[Chart and figure data]
-- start --
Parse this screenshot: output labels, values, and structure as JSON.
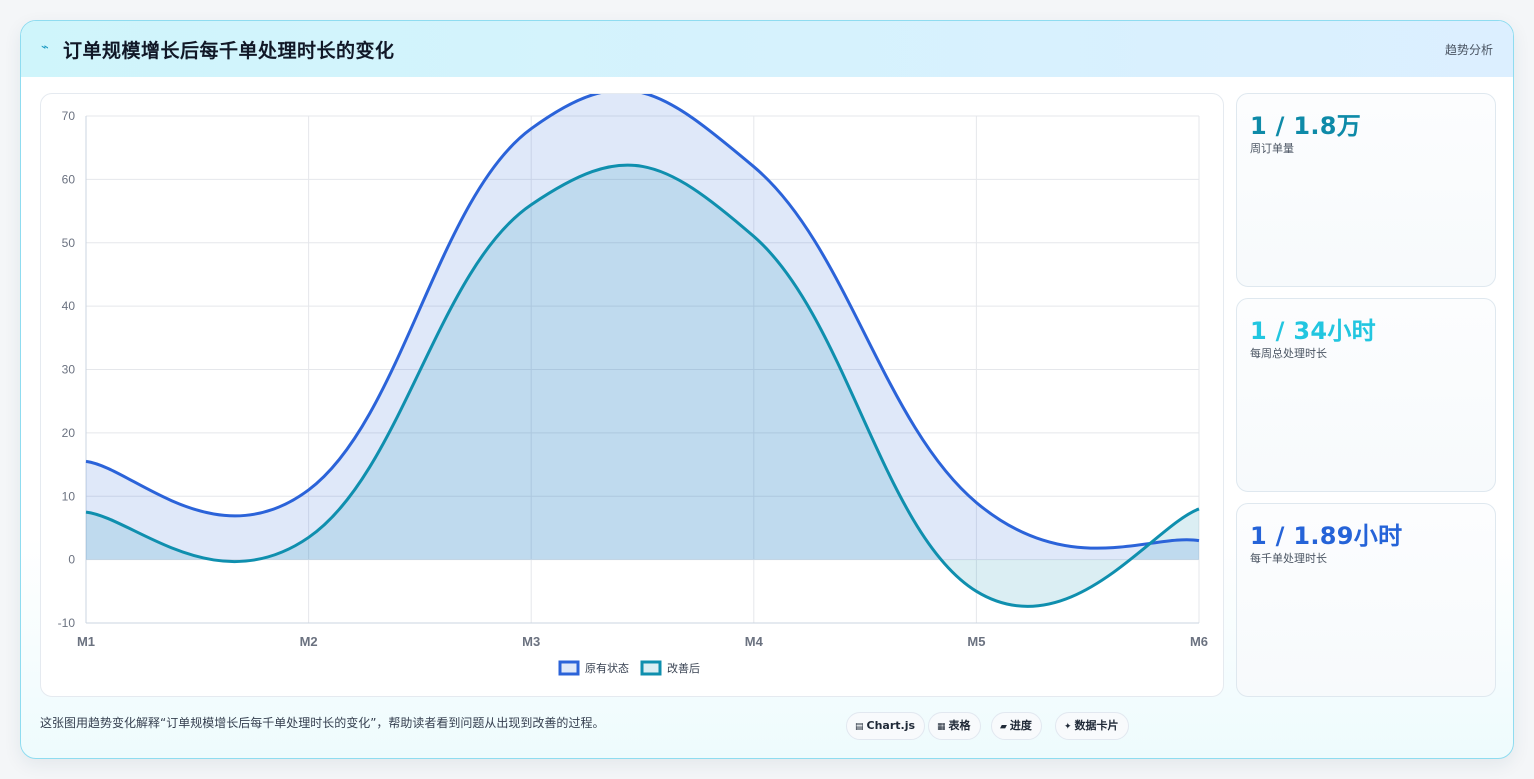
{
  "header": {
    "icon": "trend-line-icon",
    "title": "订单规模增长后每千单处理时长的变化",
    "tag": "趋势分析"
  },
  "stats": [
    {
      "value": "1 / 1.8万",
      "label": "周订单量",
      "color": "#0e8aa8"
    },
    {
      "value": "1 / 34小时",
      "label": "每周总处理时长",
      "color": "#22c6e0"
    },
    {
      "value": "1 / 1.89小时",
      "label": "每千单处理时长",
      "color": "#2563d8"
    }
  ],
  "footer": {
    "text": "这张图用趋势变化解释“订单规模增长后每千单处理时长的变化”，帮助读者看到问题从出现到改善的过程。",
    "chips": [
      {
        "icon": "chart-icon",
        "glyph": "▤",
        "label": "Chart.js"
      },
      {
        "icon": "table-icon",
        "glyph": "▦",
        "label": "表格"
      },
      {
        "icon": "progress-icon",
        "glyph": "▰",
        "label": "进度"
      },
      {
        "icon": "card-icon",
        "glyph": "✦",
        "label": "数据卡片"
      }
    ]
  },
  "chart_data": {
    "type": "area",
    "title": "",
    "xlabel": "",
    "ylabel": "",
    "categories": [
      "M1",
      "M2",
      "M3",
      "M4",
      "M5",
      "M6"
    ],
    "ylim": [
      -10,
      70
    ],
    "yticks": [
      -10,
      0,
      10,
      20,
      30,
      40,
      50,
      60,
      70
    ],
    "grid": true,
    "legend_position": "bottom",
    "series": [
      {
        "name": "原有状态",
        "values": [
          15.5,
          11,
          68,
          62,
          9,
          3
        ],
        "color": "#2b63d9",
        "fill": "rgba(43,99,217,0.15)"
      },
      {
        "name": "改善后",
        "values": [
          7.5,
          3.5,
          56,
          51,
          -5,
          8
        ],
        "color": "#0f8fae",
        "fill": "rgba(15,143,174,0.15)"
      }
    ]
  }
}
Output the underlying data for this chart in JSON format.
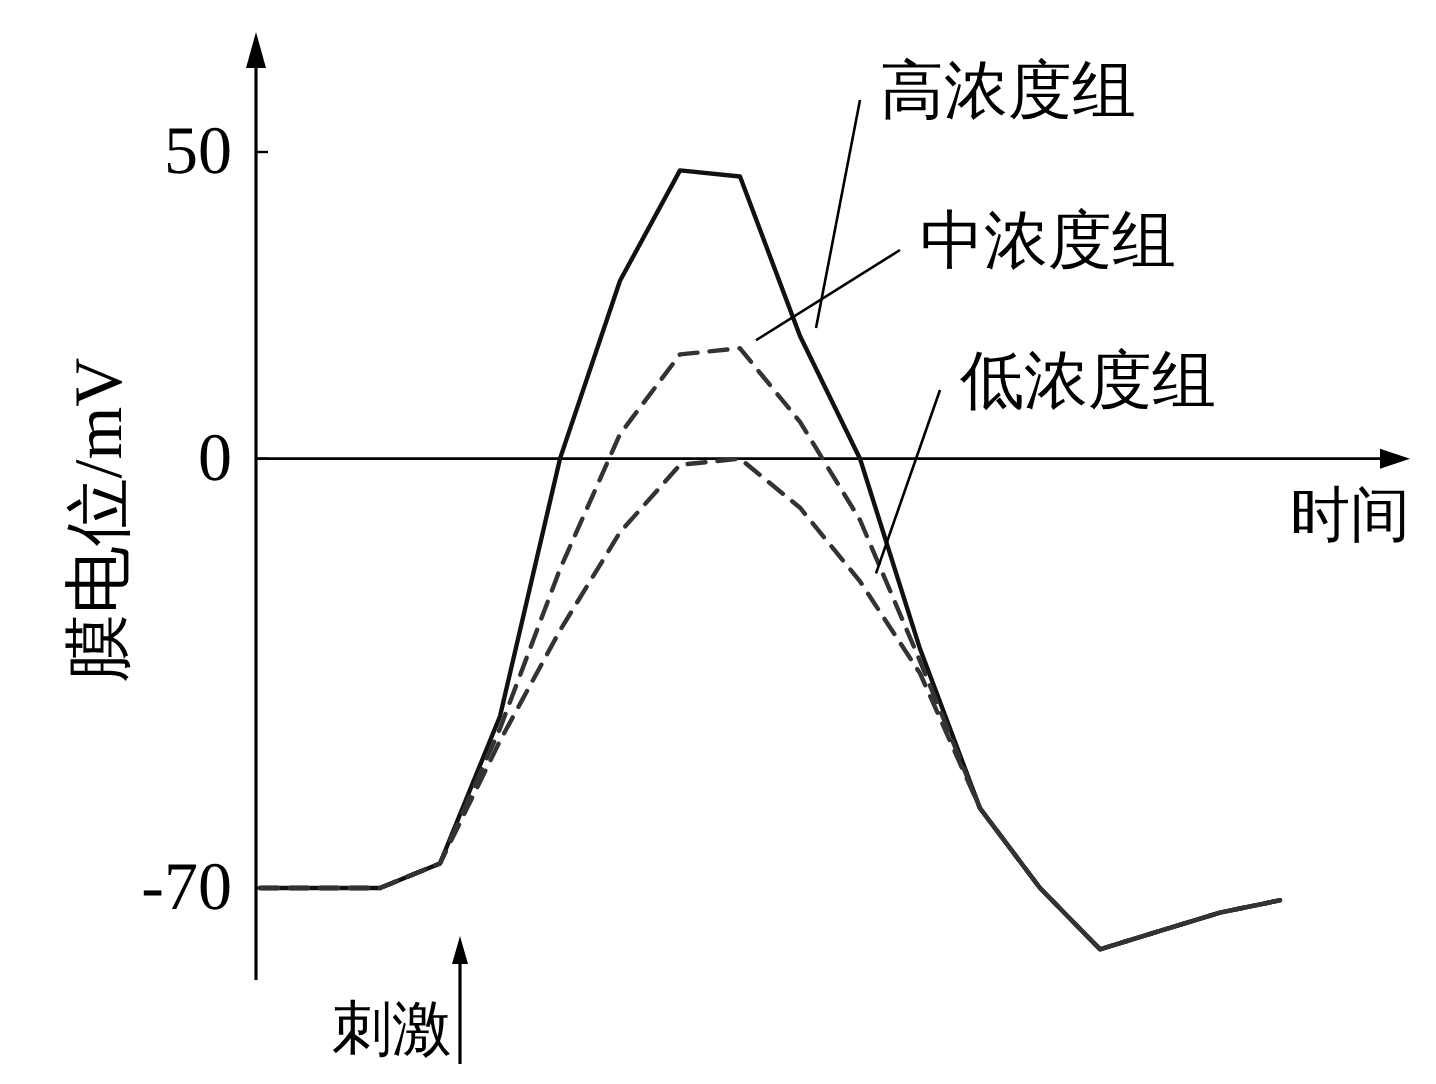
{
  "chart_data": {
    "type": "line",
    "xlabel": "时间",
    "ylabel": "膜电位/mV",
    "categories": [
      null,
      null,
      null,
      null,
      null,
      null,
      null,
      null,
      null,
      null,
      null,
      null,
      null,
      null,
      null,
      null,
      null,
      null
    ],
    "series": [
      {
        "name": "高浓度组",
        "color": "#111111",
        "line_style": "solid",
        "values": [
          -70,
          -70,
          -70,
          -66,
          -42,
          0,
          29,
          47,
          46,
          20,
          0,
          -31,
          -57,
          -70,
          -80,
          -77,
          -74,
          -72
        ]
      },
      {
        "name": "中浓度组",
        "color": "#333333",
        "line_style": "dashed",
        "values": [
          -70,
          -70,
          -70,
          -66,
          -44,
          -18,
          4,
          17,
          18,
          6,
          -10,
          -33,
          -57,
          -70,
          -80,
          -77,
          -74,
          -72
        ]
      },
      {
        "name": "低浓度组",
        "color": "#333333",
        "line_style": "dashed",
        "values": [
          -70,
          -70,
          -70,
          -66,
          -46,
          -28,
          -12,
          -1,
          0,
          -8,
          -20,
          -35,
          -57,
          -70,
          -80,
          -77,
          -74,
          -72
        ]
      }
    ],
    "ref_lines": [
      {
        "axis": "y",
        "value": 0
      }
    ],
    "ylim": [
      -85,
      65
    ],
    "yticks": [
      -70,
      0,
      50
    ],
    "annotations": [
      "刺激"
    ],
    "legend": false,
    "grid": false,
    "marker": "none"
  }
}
-- end --
- THE TASK -
Set down every record once more, word for word, without pictures.

- SOLUTION TO THE EXERCISE -
Parse this screenshot: output labels, values, and structure as JSON.
{
  "header": {
    "icon": "trend-line-icon",
    "title": "订单规模增长后每千单处理时长的变化",
    "tag": "趋势分析"
  },
  "stats": [
    {
      "value": "1 / 1.8万",
      "label": "周订单量",
      "color": "#0e8aa8"
    },
    {
      "value": "1 / 34小时",
      "label": "每周总处理时长",
      "color": "#22c6e0"
    },
    {
      "value": "1 / 1.89小时",
      "label": "每千单处理时长",
      "color": "#2563d8"
    }
  ],
  "footer": {
    "text": "这张图用趋势变化解释“订单规模增长后每千单处理时长的变化”，帮助读者看到问题从出现到改善的过程。",
    "chips": [
      {
        "icon": "chart-icon",
        "glyph": "▤",
        "label": "Chart.js"
      },
      {
        "icon": "table-icon",
        "glyph": "▦",
        "label": "表格"
      },
      {
        "icon": "progress-icon",
        "glyph": "▰",
        "label": "进度"
      },
      {
        "icon": "card-icon",
        "glyph": "✦",
        "label": "数据卡片"
      }
    ]
  },
  "chart_data": {
    "type": "area",
    "title": "",
    "xlabel": "",
    "ylabel": "",
    "categories": [
      "M1",
      "M2",
      "M3",
      "M4",
      "M5",
      "M6"
    ],
    "ylim": [
      -10,
      70
    ],
    "yticks": [
      -10,
      0,
      10,
      20,
      30,
      40,
      50,
      60,
      70
    ],
    "grid": true,
    "legend_position": "bottom",
    "series": [
      {
        "name": "原有状态",
        "values": [
          15.5,
          11,
          68,
          62,
          9,
          3
        ],
        "color": "#2b63d9",
        "fill": "rgba(43,99,217,0.15)"
      },
      {
        "name": "改善后",
        "values": [
          7.5,
          3.5,
          56,
          51,
          -5,
          8
        ],
        "color": "#0f8fae",
        "fill": "rgba(15,143,174,0.15)"
      }
    ]
  }
}
Output the underlying data for this chart in JSON format.
{
  "chart_data": {
    "type": "line",
    "xlabel": "时间",
    "ylabel": "膜电位/mV",
    "categories": [
      null,
      null,
      null,
      null,
      null,
      null,
      null,
      null,
      null,
      null,
      null,
      null,
      null,
      null,
      null,
      null,
      null,
      null
    ],
    "series": [
      {
        "name": "高浓度组",
        "color": "#111111",
        "line_style": "solid",
        "values": [
          -70,
          -70,
          -70,
          -66,
          -42,
          0,
          29,
          47,
          46,
          20,
          0,
          -31,
          -57,
          -70,
          -80,
          -77,
          -74,
          -72
        ]
      },
      {
        "name": "中浓度组",
        "color": "#333333",
        "line_style": "dashed",
        "values": [
          -70,
          -70,
          -70,
          -66,
          -44,
          -18,
          4,
          17,
          18,
          6,
          -10,
          -33,
          -57,
          -70,
          -80,
          -77,
          -74,
          -72
        ]
      },
      {
        "name": "低浓度组",
        "color": "#333333",
        "line_style": "dashed",
        "values": [
          -70,
          -70,
          -70,
          -66,
          -46,
          -28,
          -12,
          -1,
          0,
          -8,
          -20,
          -35,
          -57,
          -70,
          -80,
          -77,
          -74,
          -72
        ]
      }
    ],
    "ref_lines": [
      {
        "axis": "y",
        "value": 0
      }
    ],
    "ylim": [
      -85,
      65
    ],
    "yticks": [
      -70,
      0,
      50
    ],
    "annotations": [
      "刺激"
    ],
    "legend": false,
    "grid": false,
    "marker": "none"
  }
}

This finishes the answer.